### AIM
Take every line that has the string "checked" and copy it out.

### RAW RECORDS
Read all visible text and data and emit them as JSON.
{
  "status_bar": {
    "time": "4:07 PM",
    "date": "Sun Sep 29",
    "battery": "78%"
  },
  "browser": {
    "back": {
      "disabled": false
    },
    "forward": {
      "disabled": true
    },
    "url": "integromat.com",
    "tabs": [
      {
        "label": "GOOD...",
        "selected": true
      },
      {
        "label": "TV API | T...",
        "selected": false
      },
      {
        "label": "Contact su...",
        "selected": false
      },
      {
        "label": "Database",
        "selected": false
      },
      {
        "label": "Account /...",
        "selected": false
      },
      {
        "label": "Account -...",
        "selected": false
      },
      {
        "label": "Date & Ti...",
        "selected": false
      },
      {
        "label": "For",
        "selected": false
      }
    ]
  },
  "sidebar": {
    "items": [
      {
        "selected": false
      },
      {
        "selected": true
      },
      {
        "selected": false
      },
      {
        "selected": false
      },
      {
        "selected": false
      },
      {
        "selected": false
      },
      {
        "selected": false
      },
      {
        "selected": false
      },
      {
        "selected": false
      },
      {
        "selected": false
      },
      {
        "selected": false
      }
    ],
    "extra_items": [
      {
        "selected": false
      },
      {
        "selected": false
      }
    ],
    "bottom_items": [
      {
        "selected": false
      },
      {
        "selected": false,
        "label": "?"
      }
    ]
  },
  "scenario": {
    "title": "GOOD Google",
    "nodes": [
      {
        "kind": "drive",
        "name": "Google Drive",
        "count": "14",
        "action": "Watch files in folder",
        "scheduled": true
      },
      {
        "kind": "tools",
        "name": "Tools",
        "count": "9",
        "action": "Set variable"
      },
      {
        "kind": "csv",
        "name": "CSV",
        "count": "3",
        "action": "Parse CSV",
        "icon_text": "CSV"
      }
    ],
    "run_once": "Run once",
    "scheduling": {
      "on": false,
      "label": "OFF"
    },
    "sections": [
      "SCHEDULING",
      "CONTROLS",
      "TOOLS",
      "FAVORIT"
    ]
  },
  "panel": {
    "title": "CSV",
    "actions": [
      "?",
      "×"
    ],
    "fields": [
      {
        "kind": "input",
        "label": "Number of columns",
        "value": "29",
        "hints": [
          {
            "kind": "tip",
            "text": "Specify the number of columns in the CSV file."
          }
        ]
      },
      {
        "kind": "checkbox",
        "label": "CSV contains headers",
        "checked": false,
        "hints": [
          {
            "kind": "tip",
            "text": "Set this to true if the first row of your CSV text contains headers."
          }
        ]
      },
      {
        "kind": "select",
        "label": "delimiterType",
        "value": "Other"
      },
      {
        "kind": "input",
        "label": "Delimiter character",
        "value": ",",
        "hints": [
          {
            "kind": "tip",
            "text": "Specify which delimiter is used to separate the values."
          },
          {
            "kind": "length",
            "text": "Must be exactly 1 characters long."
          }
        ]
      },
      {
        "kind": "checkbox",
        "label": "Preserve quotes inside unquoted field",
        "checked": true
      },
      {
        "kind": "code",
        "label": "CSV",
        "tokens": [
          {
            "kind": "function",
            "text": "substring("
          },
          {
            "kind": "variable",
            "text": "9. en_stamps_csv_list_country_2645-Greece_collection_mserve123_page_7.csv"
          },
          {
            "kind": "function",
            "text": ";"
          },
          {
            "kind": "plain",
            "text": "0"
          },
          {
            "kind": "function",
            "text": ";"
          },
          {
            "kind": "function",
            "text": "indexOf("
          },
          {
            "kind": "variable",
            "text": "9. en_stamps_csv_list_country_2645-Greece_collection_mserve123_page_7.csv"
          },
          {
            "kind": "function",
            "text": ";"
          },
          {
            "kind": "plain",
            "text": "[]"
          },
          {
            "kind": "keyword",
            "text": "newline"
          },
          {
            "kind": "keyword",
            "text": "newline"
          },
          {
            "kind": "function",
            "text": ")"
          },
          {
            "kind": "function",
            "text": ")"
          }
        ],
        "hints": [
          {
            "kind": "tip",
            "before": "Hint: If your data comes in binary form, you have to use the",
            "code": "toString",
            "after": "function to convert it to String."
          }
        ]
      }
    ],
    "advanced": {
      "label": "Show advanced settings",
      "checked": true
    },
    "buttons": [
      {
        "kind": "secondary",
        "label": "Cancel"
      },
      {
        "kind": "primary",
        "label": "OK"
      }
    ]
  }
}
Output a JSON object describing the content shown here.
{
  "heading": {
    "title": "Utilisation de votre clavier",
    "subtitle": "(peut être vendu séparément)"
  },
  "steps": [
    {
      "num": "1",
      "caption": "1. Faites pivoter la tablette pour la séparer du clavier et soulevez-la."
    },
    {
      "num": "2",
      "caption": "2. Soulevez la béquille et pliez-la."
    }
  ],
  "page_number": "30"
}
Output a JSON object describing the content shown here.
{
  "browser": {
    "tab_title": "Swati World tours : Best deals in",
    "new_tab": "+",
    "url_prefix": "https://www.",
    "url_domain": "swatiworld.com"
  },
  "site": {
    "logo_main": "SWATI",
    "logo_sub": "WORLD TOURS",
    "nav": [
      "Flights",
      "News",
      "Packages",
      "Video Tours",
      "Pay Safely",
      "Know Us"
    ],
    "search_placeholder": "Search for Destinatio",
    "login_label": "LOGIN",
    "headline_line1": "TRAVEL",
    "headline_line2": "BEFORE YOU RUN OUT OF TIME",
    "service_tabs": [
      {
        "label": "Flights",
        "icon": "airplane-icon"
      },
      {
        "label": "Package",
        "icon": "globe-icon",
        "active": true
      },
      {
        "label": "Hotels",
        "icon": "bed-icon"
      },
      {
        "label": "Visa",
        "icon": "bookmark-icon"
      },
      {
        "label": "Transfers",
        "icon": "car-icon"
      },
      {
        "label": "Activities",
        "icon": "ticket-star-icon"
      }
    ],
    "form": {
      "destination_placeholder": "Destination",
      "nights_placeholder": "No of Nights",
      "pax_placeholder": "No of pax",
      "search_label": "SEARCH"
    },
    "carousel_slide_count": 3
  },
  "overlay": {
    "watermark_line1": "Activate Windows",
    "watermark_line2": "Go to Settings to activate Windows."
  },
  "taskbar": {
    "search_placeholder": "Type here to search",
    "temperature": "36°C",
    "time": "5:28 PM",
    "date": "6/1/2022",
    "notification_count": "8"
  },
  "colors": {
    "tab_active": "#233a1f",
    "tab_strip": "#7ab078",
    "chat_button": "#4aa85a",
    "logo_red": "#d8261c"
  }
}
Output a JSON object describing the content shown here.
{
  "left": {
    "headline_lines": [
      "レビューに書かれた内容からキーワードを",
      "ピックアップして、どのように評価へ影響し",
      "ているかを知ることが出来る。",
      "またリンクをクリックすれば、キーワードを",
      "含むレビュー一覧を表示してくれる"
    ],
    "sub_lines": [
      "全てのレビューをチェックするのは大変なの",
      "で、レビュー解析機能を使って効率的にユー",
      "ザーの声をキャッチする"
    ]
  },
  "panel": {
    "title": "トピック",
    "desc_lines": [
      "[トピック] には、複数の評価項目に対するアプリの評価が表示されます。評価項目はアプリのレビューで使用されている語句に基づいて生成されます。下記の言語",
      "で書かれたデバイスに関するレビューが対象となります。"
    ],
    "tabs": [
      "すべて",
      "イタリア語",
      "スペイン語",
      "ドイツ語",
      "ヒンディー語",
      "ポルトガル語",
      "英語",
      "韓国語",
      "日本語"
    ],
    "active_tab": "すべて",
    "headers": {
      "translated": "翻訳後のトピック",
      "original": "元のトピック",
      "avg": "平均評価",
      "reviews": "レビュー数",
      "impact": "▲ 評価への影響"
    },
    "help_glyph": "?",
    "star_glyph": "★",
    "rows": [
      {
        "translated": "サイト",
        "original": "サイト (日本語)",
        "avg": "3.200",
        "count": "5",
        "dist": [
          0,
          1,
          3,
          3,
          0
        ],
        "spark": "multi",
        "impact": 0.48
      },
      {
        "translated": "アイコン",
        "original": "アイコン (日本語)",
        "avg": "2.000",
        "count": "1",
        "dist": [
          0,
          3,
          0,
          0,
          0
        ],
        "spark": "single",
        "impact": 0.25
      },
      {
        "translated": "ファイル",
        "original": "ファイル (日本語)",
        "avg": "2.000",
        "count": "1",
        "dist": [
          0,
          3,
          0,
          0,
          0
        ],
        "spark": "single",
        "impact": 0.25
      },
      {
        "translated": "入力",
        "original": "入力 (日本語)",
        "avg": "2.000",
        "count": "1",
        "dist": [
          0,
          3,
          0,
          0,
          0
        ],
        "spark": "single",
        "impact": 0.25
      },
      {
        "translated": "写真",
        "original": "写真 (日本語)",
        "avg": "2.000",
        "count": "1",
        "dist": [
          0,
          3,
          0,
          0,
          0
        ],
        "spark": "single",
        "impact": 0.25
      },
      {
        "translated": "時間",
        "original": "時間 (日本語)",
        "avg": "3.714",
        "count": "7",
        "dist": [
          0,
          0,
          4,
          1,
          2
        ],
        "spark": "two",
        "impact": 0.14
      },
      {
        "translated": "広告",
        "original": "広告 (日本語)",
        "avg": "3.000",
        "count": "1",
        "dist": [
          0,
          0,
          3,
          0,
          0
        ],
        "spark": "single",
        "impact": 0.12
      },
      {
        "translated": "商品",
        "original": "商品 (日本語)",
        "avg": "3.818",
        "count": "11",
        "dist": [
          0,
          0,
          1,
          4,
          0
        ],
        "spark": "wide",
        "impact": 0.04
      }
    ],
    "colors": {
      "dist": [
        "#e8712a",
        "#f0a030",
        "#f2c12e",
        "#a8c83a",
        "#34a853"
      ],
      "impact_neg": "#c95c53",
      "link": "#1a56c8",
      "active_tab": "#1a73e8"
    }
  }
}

### ANSWER BELOW
        "checked": false,
        "checked": true
      "checked": true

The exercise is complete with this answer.